» **Your instructions**
Repeat every entry word for word, but leave the images out of your copy.

» **Dataset records**
---
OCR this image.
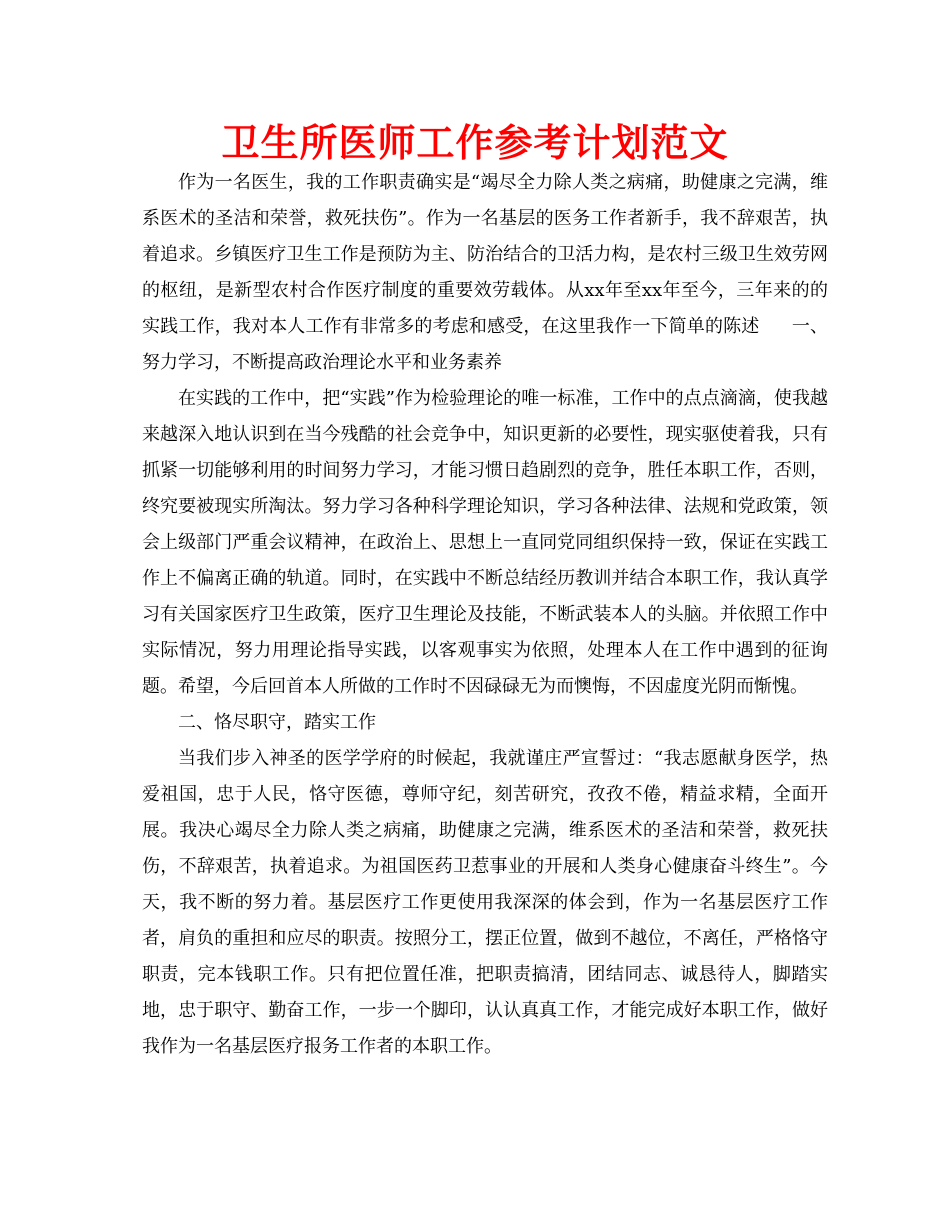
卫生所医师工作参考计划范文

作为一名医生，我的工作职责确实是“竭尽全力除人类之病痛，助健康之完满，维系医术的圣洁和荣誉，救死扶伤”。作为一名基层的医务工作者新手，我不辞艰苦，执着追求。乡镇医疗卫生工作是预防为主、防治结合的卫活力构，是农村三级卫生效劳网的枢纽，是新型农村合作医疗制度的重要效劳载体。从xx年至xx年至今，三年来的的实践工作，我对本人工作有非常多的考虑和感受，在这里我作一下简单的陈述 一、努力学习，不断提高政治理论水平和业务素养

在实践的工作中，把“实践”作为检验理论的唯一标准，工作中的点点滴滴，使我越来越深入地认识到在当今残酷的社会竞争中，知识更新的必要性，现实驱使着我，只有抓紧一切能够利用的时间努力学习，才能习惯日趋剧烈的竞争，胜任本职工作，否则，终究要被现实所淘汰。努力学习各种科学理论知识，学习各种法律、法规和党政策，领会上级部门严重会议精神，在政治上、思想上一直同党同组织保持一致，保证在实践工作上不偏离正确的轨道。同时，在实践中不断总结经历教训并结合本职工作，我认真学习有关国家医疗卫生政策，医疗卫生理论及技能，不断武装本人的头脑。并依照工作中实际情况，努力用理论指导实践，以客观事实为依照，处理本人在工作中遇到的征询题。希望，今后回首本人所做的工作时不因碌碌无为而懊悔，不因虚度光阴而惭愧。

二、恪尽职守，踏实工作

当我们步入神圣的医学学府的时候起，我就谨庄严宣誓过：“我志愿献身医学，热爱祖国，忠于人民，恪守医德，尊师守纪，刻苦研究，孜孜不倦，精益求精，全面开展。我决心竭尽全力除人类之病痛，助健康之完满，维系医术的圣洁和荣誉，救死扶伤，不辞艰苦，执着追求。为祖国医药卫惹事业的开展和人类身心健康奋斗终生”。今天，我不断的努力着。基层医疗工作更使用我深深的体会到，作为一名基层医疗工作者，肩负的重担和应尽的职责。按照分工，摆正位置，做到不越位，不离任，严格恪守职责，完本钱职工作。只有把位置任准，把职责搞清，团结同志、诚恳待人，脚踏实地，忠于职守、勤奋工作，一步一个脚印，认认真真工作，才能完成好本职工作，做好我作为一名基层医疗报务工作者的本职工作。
---
» **Solution below**
OCR this image.
卫生所医师工作参考计划范文

作为一名医生，我的工作职责确实是“竭尽全力除人类之病痛，助健康之完满，维系医术的圣洁和荣誉，救死扶伤”。作为一名基层的医务工作者新手，我不辞艰苦，执着追求。乡镇医疗卫生工作是预防为主、防治结合的卫活力构，是农村三级卫生效劳网的枢纽，是新型农村合作医疗制度的重要效劳载体。从xx年至xx年至今，三年来的的实践工作，我对本人工作有非常多的考虑和感受，在这里我作一下简单的陈述 一、努力学习，不断提高政治理论水平和业务素养

在实践的工作中，把“实践”作为检验理论的唯一标准，工作中的点点滴滴，使我越来越深入地认识到在当今残酷的社会竞争中，知识更新的必要性，现实驱使着我，只有抓紧一切能够利用的时间努力学习，才能习惯日趋剧烈的竞争，胜任本职工作，否则，终究要被现实所淘汰。努力学习各种科学理论知识，学习各种法律、法规和党政策，领会上级部门严重会议精神，在政治上、思想上一直同党同组织保持一致，保证在实践工作上不偏离正确的轨道。同时，在实践中不断总结经历教训并结合本职工作，我认真学习有关国家医疗卫生政策，医疗卫生理论及技能，不断武装本人的头脑。并依照工作中实际情况，努力用理论指导实践，以客观事实为依照，处理本人在工作中遇到的征询题。希望，今后回首本人所做的工作时不因碌碌无为而懊悔，不因虚度光阴而惭愧。

二、恪尽职守，踏实工作

当我们步入神圣的医学学府的时候起，我就谨庄严宣誓过：“我志愿献身医学，热爱祖国，忠于人民，恪守医德，尊师守纪，刻苦研究，孜孜不倦，精益求精，全面开展。我决心竭尽全力除人类之病痛，助健康之完满，维系医术的圣洁和荣誉，救死扶伤，不辞艰苦，执着追求。为祖国医药卫惹事业的开展和人类身心健康奋斗终生”。今天，我不断的努力着。基层医疗工作更使用我深深的体会到，作为一名基层医疗工作者，肩负的重担和应尽的职责。按照分工，摆正位置，做到不越位，不离任，严格恪守职责，完本钱职工作。只有把位置任准，把职责搞清，团结同志、诚恳待人，脚踏实地，忠于职守、勤奋工作，一步一个脚印，认认真真工作，才能完成好本职工作，做好我作为一名基层医疗报务工作者的本职工作。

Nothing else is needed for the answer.